--- Data supplied ---

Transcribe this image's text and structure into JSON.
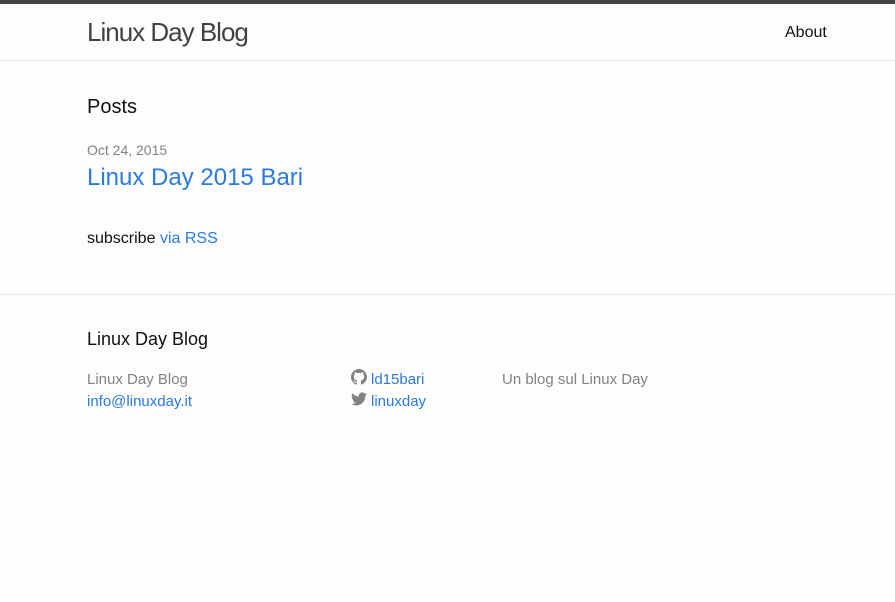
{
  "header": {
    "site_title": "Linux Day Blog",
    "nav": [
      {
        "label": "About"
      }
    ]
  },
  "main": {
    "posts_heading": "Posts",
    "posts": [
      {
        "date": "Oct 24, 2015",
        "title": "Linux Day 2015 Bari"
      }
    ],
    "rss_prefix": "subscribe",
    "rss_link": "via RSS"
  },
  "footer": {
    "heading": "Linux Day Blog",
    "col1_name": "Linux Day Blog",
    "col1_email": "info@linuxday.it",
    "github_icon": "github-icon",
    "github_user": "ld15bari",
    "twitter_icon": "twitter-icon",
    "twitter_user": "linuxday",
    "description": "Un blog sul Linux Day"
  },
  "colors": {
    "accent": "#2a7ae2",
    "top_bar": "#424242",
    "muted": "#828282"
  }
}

---

• [The exercise] Repeat the records word for word. Any picture in them should be left out.

• [Result below]
Transcribe this image's text and structure into JSON.
{
  "header": {
    "site_title": "Linux Day Blog",
    "nav": [
      {
        "label": "About"
      }
    ]
  },
  "main": {
    "posts_heading": "Posts",
    "posts": [
      {
        "date": "Oct 24, 2015",
        "title": "Linux Day 2015 Bari"
      }
    ],
    "rss_prefix": "subscribe",
    "rss_link": "via RSS"
  },
  "footer": {
    "heading": "Linux Day Blog",
    "col1_name": "Linux Day Blog",
    "col1_email": "info@linuxday.it",
    "github_icon": "github-icon",
    "github_user": "ld15bari",
    "twitter_icon": "twitter-icon",
    "twitter_user": "linuxday",
    "description": "Un blog sul Linux Day"
  },
  "colors": {
    "accent": "#2a7ae2",
    "top_bar": "#424242",
    "muted": "#828282"
  }
}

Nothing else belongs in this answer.